__SHORT EXERCISE__:
Please repeat all of the lines that follow, exactly as written.

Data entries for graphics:
......
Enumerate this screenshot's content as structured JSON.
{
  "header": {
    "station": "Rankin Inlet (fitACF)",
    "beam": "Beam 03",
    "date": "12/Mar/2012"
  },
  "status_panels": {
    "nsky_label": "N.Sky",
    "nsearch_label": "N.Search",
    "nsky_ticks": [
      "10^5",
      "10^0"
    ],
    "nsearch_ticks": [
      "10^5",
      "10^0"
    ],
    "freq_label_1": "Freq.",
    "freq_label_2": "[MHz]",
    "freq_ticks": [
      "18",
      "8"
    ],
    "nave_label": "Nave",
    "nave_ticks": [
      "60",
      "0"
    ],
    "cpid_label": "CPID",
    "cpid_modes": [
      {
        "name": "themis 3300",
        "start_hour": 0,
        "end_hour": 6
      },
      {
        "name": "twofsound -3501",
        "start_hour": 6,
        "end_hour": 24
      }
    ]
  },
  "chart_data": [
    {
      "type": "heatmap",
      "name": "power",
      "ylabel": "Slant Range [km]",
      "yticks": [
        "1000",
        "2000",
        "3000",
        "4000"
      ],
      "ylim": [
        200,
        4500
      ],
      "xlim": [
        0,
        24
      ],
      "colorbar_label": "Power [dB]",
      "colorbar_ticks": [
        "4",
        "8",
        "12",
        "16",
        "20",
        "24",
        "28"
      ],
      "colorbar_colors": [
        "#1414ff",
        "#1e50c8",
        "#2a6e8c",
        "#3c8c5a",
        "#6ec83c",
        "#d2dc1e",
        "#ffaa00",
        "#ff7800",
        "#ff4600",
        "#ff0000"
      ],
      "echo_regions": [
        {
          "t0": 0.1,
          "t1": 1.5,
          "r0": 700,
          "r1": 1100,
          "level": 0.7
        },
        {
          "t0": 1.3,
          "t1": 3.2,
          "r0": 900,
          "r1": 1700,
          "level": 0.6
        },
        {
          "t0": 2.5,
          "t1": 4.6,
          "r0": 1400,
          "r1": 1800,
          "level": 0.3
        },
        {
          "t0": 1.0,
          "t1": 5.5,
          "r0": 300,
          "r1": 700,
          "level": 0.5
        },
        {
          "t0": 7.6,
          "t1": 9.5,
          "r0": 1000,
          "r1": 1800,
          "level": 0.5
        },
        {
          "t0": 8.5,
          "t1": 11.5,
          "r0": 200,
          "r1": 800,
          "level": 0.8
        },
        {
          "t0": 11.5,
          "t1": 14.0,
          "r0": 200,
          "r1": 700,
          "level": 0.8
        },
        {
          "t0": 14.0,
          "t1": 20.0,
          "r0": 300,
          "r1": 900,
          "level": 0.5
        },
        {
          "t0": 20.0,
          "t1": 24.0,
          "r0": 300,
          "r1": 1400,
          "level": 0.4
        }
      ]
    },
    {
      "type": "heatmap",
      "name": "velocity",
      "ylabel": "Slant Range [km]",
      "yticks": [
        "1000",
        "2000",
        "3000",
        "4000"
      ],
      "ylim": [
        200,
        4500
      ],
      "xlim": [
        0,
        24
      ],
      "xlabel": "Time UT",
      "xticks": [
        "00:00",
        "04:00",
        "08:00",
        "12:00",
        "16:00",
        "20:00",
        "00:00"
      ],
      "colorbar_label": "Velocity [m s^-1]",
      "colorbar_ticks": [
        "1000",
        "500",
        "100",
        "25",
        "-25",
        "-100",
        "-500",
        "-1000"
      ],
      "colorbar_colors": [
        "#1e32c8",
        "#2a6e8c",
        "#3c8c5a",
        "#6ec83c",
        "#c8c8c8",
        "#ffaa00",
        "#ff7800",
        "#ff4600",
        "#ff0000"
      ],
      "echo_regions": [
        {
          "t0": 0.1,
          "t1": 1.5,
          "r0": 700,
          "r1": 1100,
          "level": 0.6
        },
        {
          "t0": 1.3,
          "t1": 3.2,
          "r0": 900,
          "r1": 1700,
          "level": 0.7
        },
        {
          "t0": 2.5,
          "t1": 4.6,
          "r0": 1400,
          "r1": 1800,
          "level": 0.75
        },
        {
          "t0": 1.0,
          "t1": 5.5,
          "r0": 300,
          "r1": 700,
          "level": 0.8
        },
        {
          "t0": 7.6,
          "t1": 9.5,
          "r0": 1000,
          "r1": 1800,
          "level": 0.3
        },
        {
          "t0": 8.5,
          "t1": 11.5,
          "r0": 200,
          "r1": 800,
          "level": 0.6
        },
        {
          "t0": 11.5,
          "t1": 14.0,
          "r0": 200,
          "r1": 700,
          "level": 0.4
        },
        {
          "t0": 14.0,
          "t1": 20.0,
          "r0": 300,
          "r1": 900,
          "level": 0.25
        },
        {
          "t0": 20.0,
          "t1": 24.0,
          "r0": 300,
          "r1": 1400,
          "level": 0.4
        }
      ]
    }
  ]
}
......
__THE OUTPUT__:
Enumerate this screenshot's content as structured JSON.
{
  "header": {
    "station": "Rankin Inlet (fitACF)",
    "beam": "Beam 03",
    "date": "12/Mar/2012"
  },
  "status_panels": {
    "nsky_label": "N.Sky",
    "nsearch_label": "N.Search",
    "nsky_ticks": [
      "10^5",
      "10^0"
    ],
    "nsearch_ticks": [
      "10^5",
      "10^0"
    ],
    "freq_label_1": "Freq.",
    "freq_label_2": "[MHz]",
    "freq_ticks": [
      "18",
      "8"
    ],
    "nave_label": "Nave",
    "nave_ticks": [
      "60",
      "0"
    ],
    "cpid_label": "CPID",
    "cpid_modes": [
      {
        "name": "themis 3300",
        "start_hour": 0,
        "end_hour": 6
      },
      {
        "name": "twofsound -3501",
        "start_hour": 6,
        "end_hour": 24
      }
    ]
  },
  "chart_data": [
    {
      "type": "heatmap",
      "name": "power",
      "ylabel": "Slant Range [km]",
      "yticks": [
        "1000",
        "2000",
        "3000",
        "4000"
      ],
      "ylim": [
        200,
        4500
      ],
      "xlim": [
        0,
        24
      ],
      "colorbar_label": "Power [dB]",
      "colorbar_ticks": [
        "4",
        "8",
        "12",
        "16",
        "20",
        "24",
        "28"
      ],
      "colorbar_colors": [
        "#1414ff",
        "#1e50c8",
        "#2a6e8c",
        "#3c8c5a",
        "#6ec83c",
        "#d2dc1e",
        "#ffaa00",
        "#ff7800",
        "#ff4600",
        "#ff0000"
      ],
      "echo_regions": [
        {
          "t0": 0.1,
          "t1": 1.5,
          "r0": 700,
          "r1": 1100,
          "level": 0.7
        },
        {
          "t0": 1.3,
          "t1": 3.2,
          "r0": 900,
          "r1": 1700,
          "level": 0.6
        },
        {
          "t0": 2.5,
          "t1": 4.6,
          "r0": 1400,
          "r1": 1800,
          "level": 0.3
        },
        {
          "t0": 1.0,
          "t1": 5.5,
          "r0": 300,
          "r1": 700,
          "level": 0.5
        },
        {
          "t0": 7.6,
          "t1": 9.5,
          "r0": 1000,
          "r1": 1800,
          "level": 0.5
        },
        {
          "t0": 8.5,
          "t1": 11.5,
          "r0": 200,
          "r1": 800,
          "level": 0.8
        },
        {
          "t0": 11.5,
          "t1": 14.0,
          "r0": 200,
          "r1": 700,
          "level": 0.8
        },
        {
          "t0": 14.0,
          "t1": 20.0,
          "r0": 300,
          "r1": 900,
          "level": 0.5
        },
        {
          "t0": 20.0,
          "t1": 24.0,
          "r0": 300,
          "r1": 1400,
          "level": 0.4
        }
      ]
    },
    {
      "type": "heatmap",
      "name": "velocity",
      "ylabel": "Slant Range [km]",
      "yticks": [
        "1000",
        "2000",
        "3000",
        "4000"
      ],
      "ylim": [
        200,
        4500
      ],
      "xlim": [
        0,
        24
      ],
      "xlabel": "Time UT",
      "xticks": [
        "00:00",
        "04:00",
        "08:00",
        "12:00",
        "16:00",
        "20:00",
        "00:00"
      ],
      "colorbar_label": "Velocity [m s^-1]",
      "colorbar_ticks": [
        "1000",
        "500",
        "100",
        "25",
        "-25",
        "-100",
        "-500",
        "-1000"
      ],
      "colorbar_colors": [
        "#1e32c8",
        "#2a6e8c",
        "#3c8c5a",
        "#6ec83c",
        "#c8c8c8",
        "#ffaa00",
        "#ff7800",
        "#ff4600",
        "#ff0000"
      ],
      "echo_regions": [
        {
          "t0": 0.1,
          "t1": 1.5,
          "r0": 700,
          "r1": 1100,
          "level": 0.6
        },
        {
          "t0": 1.3,
          "t1": 3.2,
          "r0": 900,
          "r1": 1700,
          "level": 0.7
        },
        {
          "t0": 2.5,
          "t1": 4.6,
          "r0": 1400,
          "r1": 1800,
          "level": 0.75
        },
        {
          "t0": 1.0,
          "t1": 5.5,
          "r0": 300,
          "r1": 700,
          "level": 0.8
        },
        {
          "t0": 7.6,
          "t1": 9.5,
          "r0": 1000,
          "r1": 1800,
          "level": 0.3
        },
        {
          "t0": 8.5,
          "t1": 11.5,
          "r0": 200,
          "r1": 800,
          "level": 0.6
        },
        {
          "t0": 11.5,
          "t1": 14.0,
          "r0": 200,
          "r1": 700,
          "level": 0.4
        },
        {
          "t0": 14.0,
          "t1": 20.0,
          "r0": 300,
          "r1": 900,
          "level": 0.25
        },
        {
          "t0": 20.0,
          "t1": 24.0,
          "r0": 300,
          "r1": 1400,
          "level": 0.4
        }
      ]
    }
  ]
}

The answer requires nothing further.